• **What is required**:
Below are entries to be transcribed exactly; exclude the pictures from the copy.
───── Data for the task ─────
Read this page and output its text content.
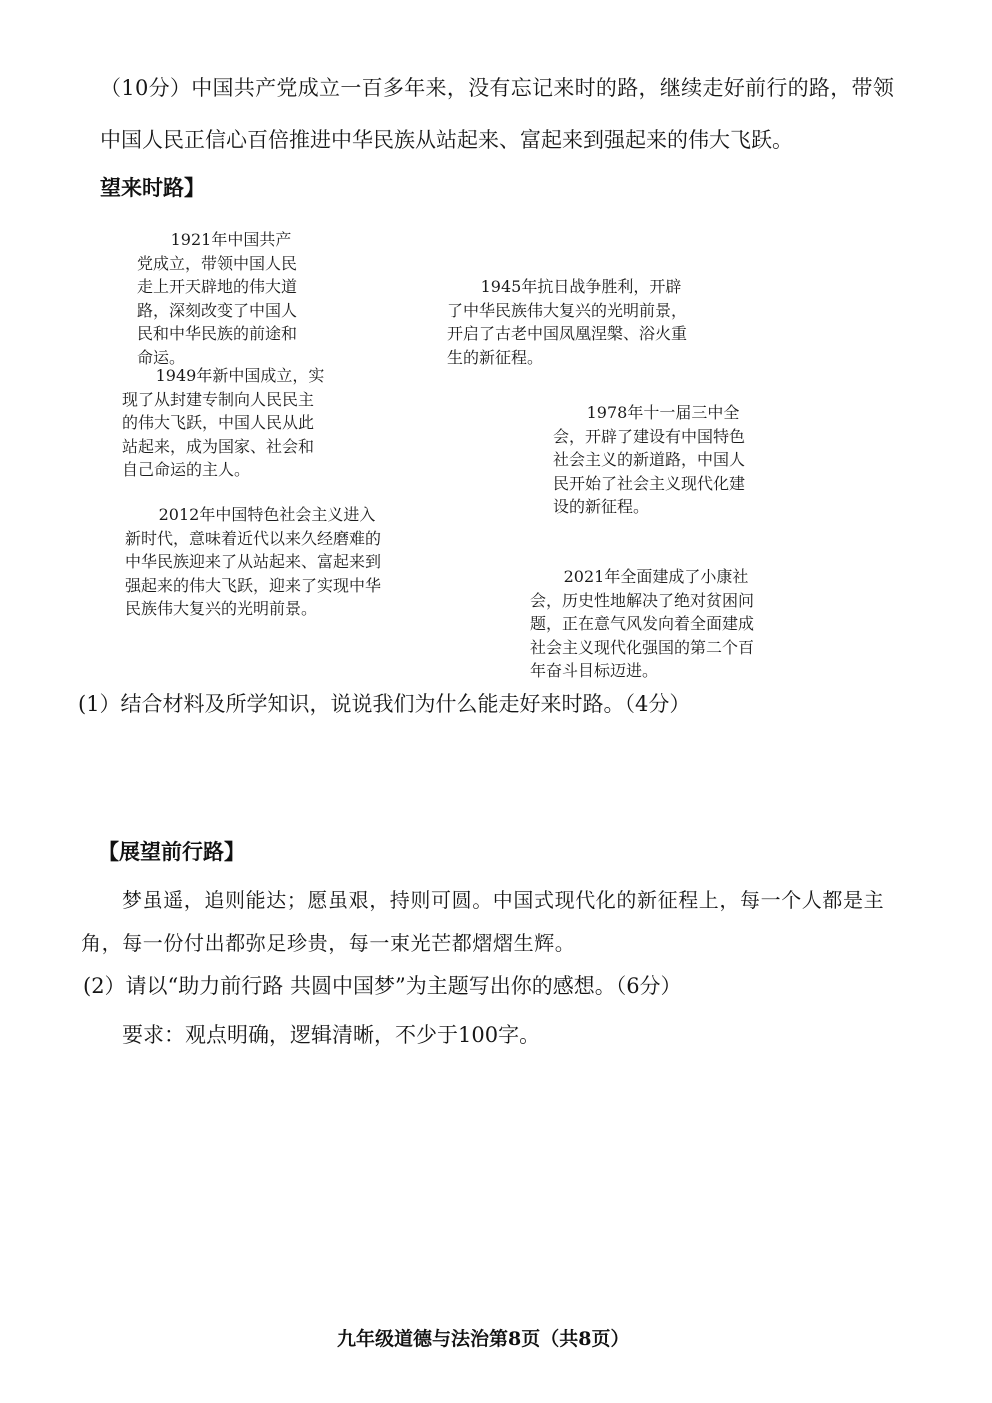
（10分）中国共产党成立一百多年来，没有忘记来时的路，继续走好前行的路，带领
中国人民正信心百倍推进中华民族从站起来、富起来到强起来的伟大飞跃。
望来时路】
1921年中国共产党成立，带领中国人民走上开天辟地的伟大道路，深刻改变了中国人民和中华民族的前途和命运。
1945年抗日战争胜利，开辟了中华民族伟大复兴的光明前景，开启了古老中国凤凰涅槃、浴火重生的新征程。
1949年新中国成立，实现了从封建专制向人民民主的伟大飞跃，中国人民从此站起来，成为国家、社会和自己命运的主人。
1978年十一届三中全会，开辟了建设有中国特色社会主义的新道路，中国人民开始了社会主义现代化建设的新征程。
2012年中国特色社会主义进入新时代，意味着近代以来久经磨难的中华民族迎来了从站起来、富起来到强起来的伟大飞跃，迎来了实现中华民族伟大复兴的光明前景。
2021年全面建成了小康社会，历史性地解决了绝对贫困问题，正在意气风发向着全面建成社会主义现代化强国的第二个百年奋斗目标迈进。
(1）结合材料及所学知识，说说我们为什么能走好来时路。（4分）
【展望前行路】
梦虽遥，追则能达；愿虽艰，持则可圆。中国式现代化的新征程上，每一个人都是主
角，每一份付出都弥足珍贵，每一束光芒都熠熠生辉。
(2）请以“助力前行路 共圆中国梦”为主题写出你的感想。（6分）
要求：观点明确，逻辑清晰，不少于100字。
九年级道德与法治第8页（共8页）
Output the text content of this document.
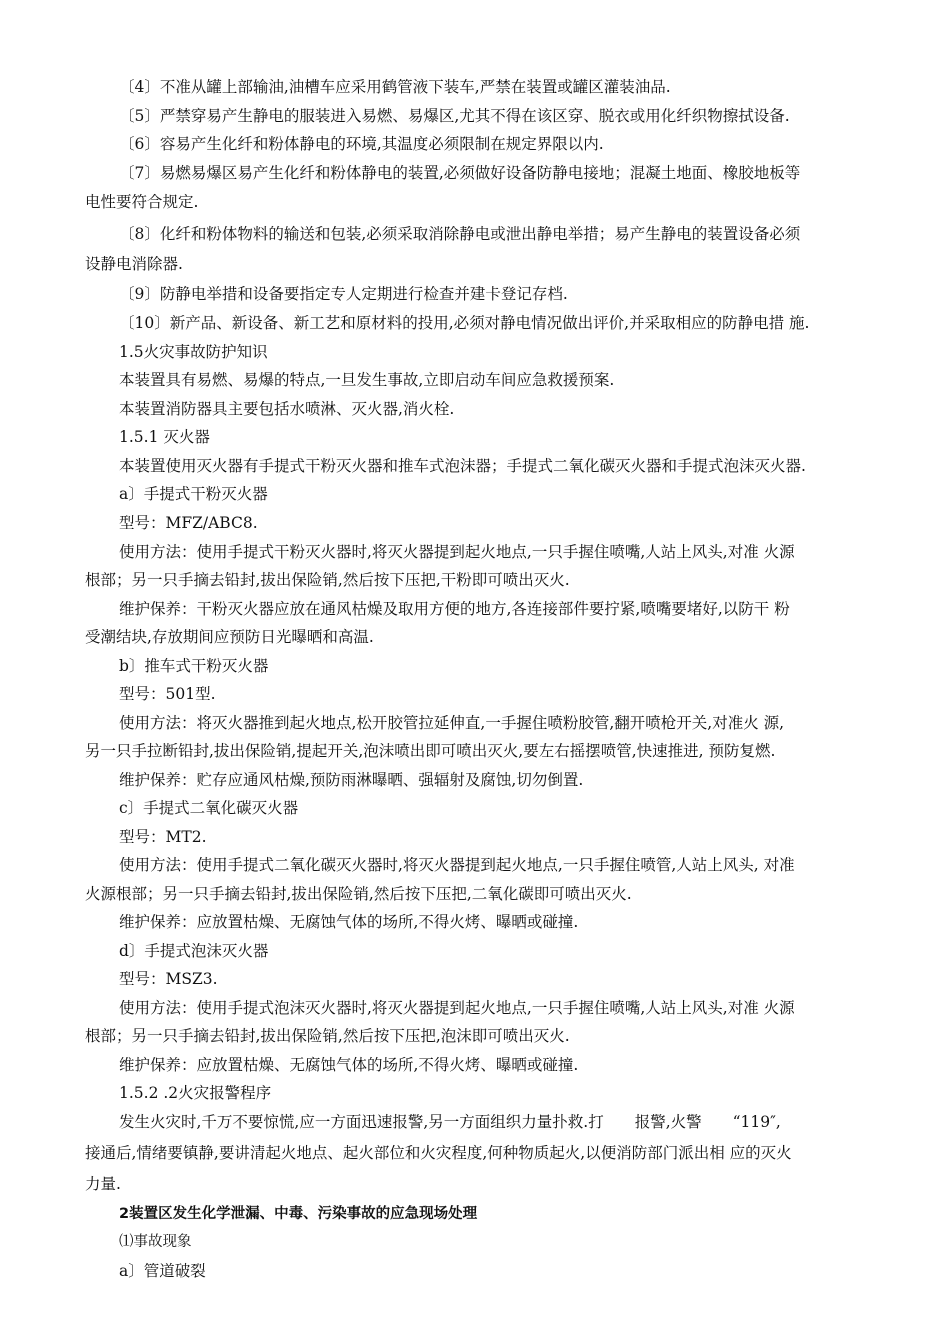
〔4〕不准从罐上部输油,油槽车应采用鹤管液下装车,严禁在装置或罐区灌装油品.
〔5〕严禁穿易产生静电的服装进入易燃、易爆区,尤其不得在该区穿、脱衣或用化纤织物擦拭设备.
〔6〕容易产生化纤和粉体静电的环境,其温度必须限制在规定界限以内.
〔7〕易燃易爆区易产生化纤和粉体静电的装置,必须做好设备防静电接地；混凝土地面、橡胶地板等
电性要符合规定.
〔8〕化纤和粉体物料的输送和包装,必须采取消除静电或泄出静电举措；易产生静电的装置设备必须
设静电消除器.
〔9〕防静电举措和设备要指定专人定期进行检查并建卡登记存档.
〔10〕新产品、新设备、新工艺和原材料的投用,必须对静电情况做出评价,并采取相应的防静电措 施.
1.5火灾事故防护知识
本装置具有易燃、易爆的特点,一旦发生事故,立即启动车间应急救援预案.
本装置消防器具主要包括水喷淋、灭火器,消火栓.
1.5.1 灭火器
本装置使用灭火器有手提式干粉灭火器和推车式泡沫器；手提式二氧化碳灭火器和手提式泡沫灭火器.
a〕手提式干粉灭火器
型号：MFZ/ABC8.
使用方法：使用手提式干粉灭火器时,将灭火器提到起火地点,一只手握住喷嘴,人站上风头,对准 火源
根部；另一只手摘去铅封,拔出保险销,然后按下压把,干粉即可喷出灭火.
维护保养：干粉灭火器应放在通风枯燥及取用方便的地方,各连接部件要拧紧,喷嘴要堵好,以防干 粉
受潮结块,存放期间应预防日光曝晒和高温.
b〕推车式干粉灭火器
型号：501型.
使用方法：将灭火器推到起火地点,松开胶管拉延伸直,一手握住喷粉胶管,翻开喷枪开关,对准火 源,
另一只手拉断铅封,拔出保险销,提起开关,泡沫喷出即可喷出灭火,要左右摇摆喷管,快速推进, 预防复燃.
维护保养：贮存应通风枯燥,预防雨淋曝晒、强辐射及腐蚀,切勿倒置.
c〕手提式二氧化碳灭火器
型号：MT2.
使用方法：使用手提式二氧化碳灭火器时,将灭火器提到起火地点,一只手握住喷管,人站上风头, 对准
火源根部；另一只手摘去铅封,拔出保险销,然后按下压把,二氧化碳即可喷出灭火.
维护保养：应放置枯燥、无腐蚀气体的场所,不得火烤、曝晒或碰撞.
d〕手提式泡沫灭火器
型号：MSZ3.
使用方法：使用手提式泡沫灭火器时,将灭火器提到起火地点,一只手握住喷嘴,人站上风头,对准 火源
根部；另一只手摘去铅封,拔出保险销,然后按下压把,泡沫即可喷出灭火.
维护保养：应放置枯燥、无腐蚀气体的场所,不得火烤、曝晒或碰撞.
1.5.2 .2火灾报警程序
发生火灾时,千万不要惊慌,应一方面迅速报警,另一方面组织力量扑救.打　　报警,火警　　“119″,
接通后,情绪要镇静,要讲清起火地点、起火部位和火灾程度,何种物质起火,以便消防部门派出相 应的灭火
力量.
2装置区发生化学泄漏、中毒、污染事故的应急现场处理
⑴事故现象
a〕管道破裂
─────
• **Complete response**:
Read this page and output its text content.
（10分）中国共产党成立一百多年来，没有忘记来时的路，继续走好前行的路，带领
中国人民正信心百倍推进中华民族从站起来、富起来到强起来的伟大飞跃。
望来时路】
1921年中国共产党成立，带领中国人民走上开天辟地的伟大道路，深刻改变了中国人民和中华民族的前途和命运。
1945年抗日战争胜利，开辟了中华民族伟大复兴的光明前景，开启了古老中国凤凰涅槃、浴火重生的新征程。
1949年新中国成立，实现了从封建专制向人民民主的伟大飞跃，中国人民从此站起来，成为国家、社会和自己命运的主人。
1978年十一届三中全会，开辟了建设有中国特色社会主义的新道路，中国人民开始了社会主义现代化建设的新征程。
2012年中国特色社会主义进入新时代，意味着近代以来久经磨难的中华民族迎来了从站起来、富起来到强起来的伟大飞跃，迎来了实现中华民族伟大复兴的光明前景。
2021年全面建成了小康社会，历史性地解决了绝对贫困问题，正在意气风发向着全面建成社会主义现代化强国的第二个百年奋斗目标迈进。
(1）结合材料及所学知识，说说我们为什么能走好来时路。（4分）
【展望前行路】
梦虽遥，追则能达；愿虽艰，持则可圆。中国式现代化的新征程上，每一个人都是主
角，每一份付出都弥足珍贵，每一束光芒都熠熠生辉。
(2）请以“助力前行路 共圆中国梦”为主题写出你的感想。（6分）
要求：观点明确，逻辑清晰，不少于100字。
九年级道德与法治第8页（共8页）
Output the text content of this document.
〔4〕不准从罐上部输油,油槽车应采用鹤管液下装车,严禁在装置或罐区灌装油品.
〔5〕严禁穿易产生静电的服装进入易燃、易爆区,尤其不得在该区穿、脱衣或用化纤织物擦拭设备.
〔6〕容易产生化纤和粉体静电的环境,其温度必须限制在规定界限以内.
〔7〕易燃易爆区易产生化纤和粉体静电的装置,必须做好设备防静电接地；混凝土地面、橡胶地板等
电性要符合规定.
〔8〕化纤和粉体物料的输送和包装,必须采取消除静电或泄出静电举措；易产生静电的装置设备必须
设静电消除器.
〔9〕防静电举措和设备要指定专人定期进行检查并建卡登记存档.
〔10〕新产品、新设备、新工艺和原材料的投用,必须对静电情况做出评价,并采取相应的防静电措 施.
1.5火灾事故防护知识
本装置具有易燃、易爆的特点,一旦发生事故,立即启动车间应急救援预案.
本装置消防器具主要包括水喷淋、灭火器,消火栓.
1.5.1 灭火器
本装置使用灭火器有手提式干粉灭火器和推车式泡沫器；手提式二氧化碳灭火器和手提式泡沫灭火器.
a〕手提式干粉灭火器
型号：MFZ/ABC8.
使用方法：使用手提式干粉灭火器时,将灭火器提到起火地点,一只手握住喷嘴,人站上风头,对准 火源
根部；另一只手摘去铅封,拔出保险销,然后按下压把,干粉即可喷出灭火.
维护保养：干粉灭火器应放在通风枯燥及取用方便的地方,各连接部件要拧紧,喷嘴要堵好,以防干 粉
受潮结块,存放期间应预防日光曝晒和高温.
b〕推车式干粉灭火器
型号：501型.
使用方法：将灭火器推到起火地点,松开胶管拉延伸直,一手握住喷粉胶管,翻开喷枪开关,对准火 源,
另一只手拉断铅封,拔出保险销,提起开关,泡沫喷出即可喷出灭火,要左右摇摆喷管,快速推进, 预防复燃.
维护保养：贮存应通风枯燥,预防雨淋曝晒、强辐射及腐蚀,切勿倒置.
c〕手提式二氧化碳灭火器
型号：MT2.
使用方法：使用手提式二氧化碳灭火器时,将灭火器提到起火地点,一只手握住喷管,人站上风头, 对准
火源根部；另一只手摘去铅封,拔出保险销,然后按下压把,二氧化碳即可喷出灭火.
维护保养：应放置枯燥、无腐蚀气体的场所,不得火烤、曝晒或碰撞.
d〕手提式泡沫灭火器
型号：MSZ3.
使用方法：使用手提式泡沫灭火器时,将灭火器提到起火地点,一只手握住喷嘴,人站上风头,对准 火源
根部；另一只手摘去铅封,拔出保险销,然后按下压把,泡沫即可喷出灭火.
维护保养：应放置枯燥、无腐蚀气体的场所,不得火烤、曝晒或碰撞.
1.5.2 .2火灾报警程序
发生火灾时,千万不要惊慌,应一方面迅速报警,另一方面组织力量扑救.打　　报警,火警　　“119″,
接通后,情绪要镇静,要讲清起火地点、起火部位和火灾程度,何种物质起火,以便消防部门派出相 应的灭火
力量.
2装置区发生化学泄漏、中毒、污染事故的应急现场处理
⑴事故现象
a〕管道破裂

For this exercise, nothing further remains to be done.